- YOUR INSTRUCTIONS -
Output every line exactly as written. Leave out pictures.

- Dataset items -
━━━
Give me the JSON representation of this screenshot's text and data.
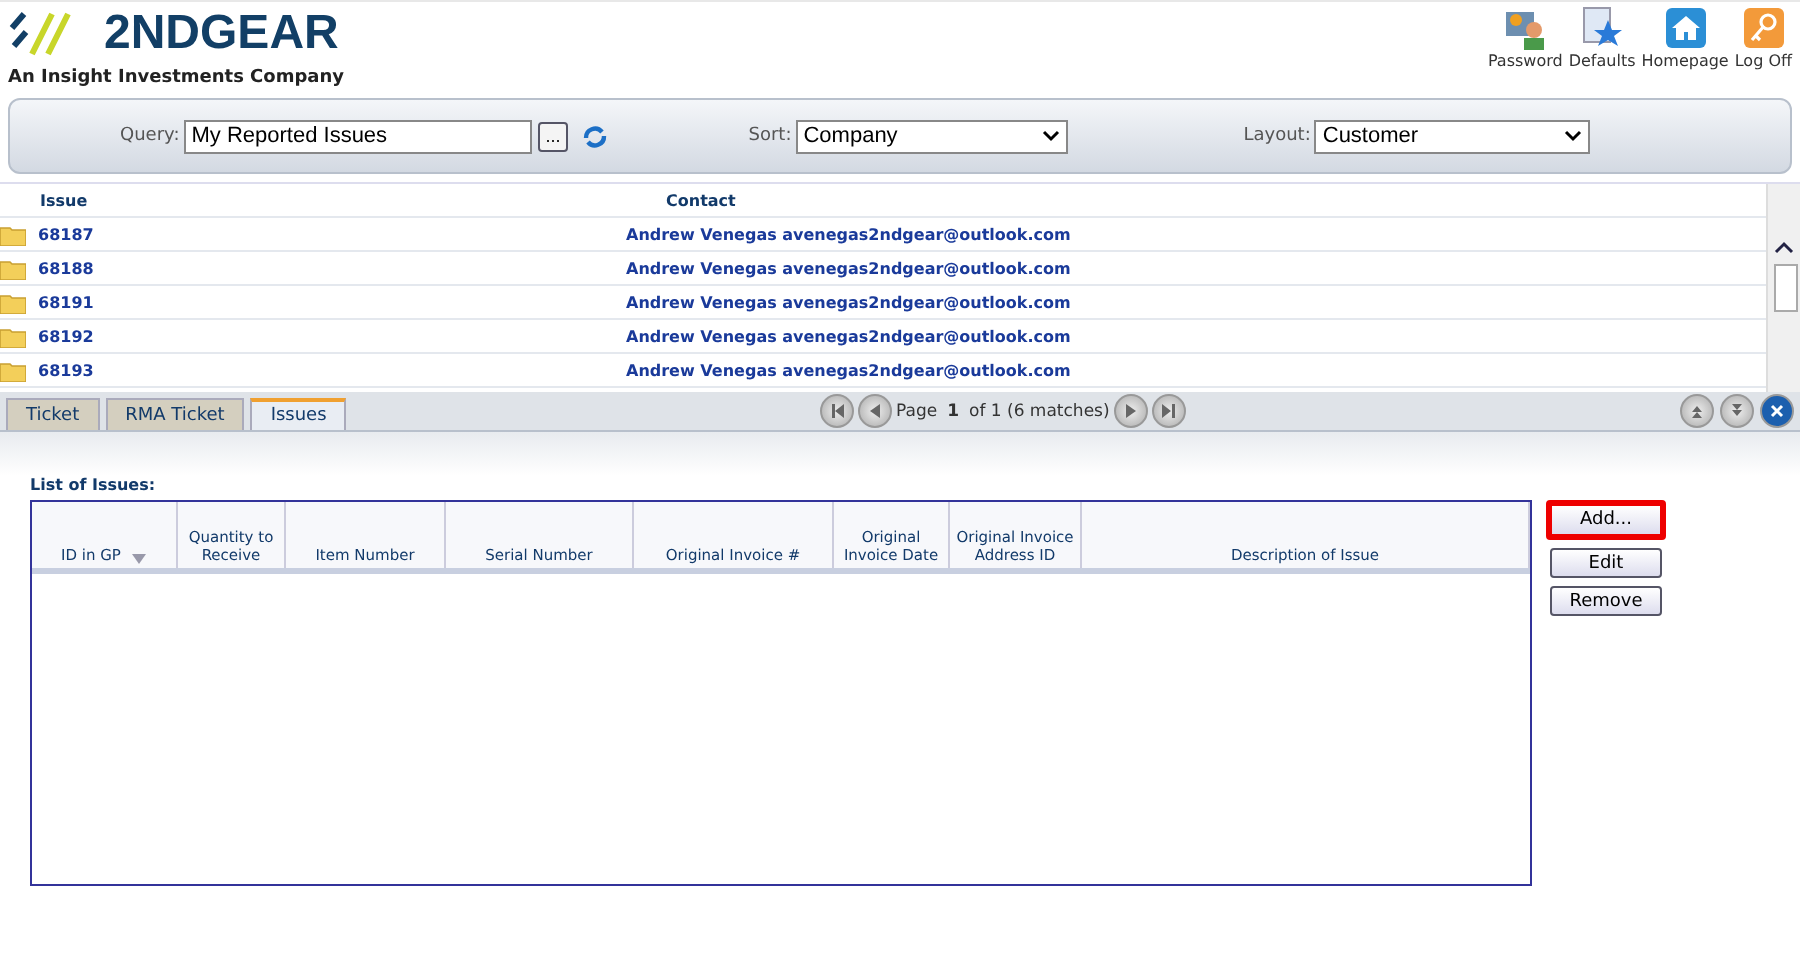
{
  "brand": {
    "name": "2NDGEAR",
    "tagline": "An Insight Investments Company"
  },
  "header_actions": [
    {
      "label": "Password",
      "kind": "password"
    },
    {
      "label": "Defaults",
      "kind": "defaults"
    },
    {
      "label": "Homepage",
      "kind": "home"
    },
    {
      "label": "Log Off",
      "kind": "logoff"
    }
  ],
  "filters": {
    "query_label": "Query:",
    "query": "My Reported Issues",
    "browse_button": "...",
    "sort_label": "Sort:",
    "sort": "Company",
    "layout_label": "Layout:",
    "layout": "Customer"
  },
  "issues_table": {
    "columns": [
      "Issue",
      "Contact"
    ],
    "rows": [
      {
        "issue": "68187",
        "contact": "Andrew Venegas avenegas2ndgear@outlook.com"
      },
      {
        "issue": "68188",
        "contact": "Andrew Venegas avenegas2ndgear@outlook.com"
      },
      {
        "issue": "68191",
        "contact": "Andrew Venegas avenegas2ndgear@outlook.com"
      },
      {
        "issue": "68192",
        "contact": "Andrew Venegas avenegas2ndgear@outlook.com"
      },
      {
        "issue": "68193",
        "contact": "Andrew Venegas avenegas2ndgear@outlook.com"
      }
    ]
  },
  "tabs": [
    {
      "label": "Ticket",
      "selected": false
    },
    {
      "label": "RMA Ticket",
      "selected": false
    },
    {
      "label": "Issues",
      "selected": true
    }
  ],
  "pager": {
    "page_label": "Page",
    "page": "1",
    "of_text": "of 1 (6 matches)"
  },
  "issues_list": {
    "title": "List of Issues:",
    "columns": [
      {
        "label": "ID in GP",
        "sorted": true
      },
      {
        "label": "Quantity to Receive",
        "sorted": false
      },
      {
        "label": "Item Number",
        "sorted": false
      },
      {
        "label": "Serial Number",
        "sorted": false
      },
      {
        "label": "Original Invoice #",
        "sorted": false
      },
      {
        "label": "Original Invoice Date",
        "sorted": false
      },
      {
        "label": "Original Invoice Address ID",
        "sorted": false
      },
      {
        "label": "Description of Issue",
        "sorted": false
      }
    ]
  },
  "buttons": [
    {
      "label": "Add...",
      "highlighted": true
    },
    {
      "label": "Edit",
      "highlighted": false
    },
    {
      "label": "Remove",
      "highlighted": false
    }
  ]
}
━━━
- OUTPUT OF THE TASK -
Give me the JSON representation of this screenshot's text and data.
{
  "brand": {
    "name": "2NDGEAR",
    "tagline": "An Insight Investments Company"
  },
  "header_actions": [
    {
      "label": "Password",
      "kind": "password"
    },
    {
      "label": "Defaults",
      "kind": "defaults"
    },
    {
      "label": "Homepage",
      "kind": "home"
    },
    {
      "label": "Log Off",
      "kind": "logoff"
    }
  ],
  "filters": {
    "query_label": "Query:",
    "query": "My Reported Issues",
    "browse_button": "...",
    "sort_label": "Sort:",
    "sort": "Company",
    "layout_label": "Layout:",
    "layout": "Customer"
  },
  "issues_table": {
    "columns": [
      "Issue",
      "Contact"
    ],
    "rows": [
      {
        "issue": "68187",
        "contact": "Andrew Venegas avenegas2ndgear@outlook.com"
      },
      {
        "issue": "68188",
        "contact": "Andrew Venegas avenegas2ndgear@outlook.com"
      },
      {
        "issue": "68191",
        "contact": "Andrew Venegas avenegas2ndgear@outlook.com"
      },
      {
        "issue": "68192",
        "contact": "Andrew Venegas avenegas2ndgear@outlook.com"
      },
      {
        "issue": "68193",
        "contact": "Andrew Venegas avenegas2ndgear@outlook.com"
      }
    ]
  },
  "tabs": [
    {
      "label": "Ticket",
      "selected": false
    },
    {
      "label": "RMA Ticket",
      "selected": false
    },
    {
      "label": "Issues",
      "selected": true
    }
  ],
  "pager": {
    "page_label": "Page",
    "page": "1",
    "of_text": "of 1 (6 matches)"
  },
  "issues_list": {
    "title": "List of Issues:",
    "columns": [
      {
        "label": "ID in GP",
        "sorted": true
      },
      {
        "label": "Quantity to Receive",
        "sorted": false
      },
      {
        "label": "Item Number",
        "sorted": false
      },
      {
        "label": "Serial Number",
        "sorted": false
      },
      {
        "label": "Original Invoice #",
        "sorted": false
      },
      {
        "label": "Original Invoice Date",
        "sorted": false
      },
      {
        "label": "Original Invoice Address ID",
        "sorted": false
      },
      {
        "label": "Description of Issue",
        "sorted": false
      }
    ]
  },
  "buttons": [
    {
      "label": "Add...",
      "highlighted": true
    },
    {
      "label": "Edit",
      "highlighted": false
    },
    {
      "label": "Remove",
      "highlighted": false
    }
  ]
}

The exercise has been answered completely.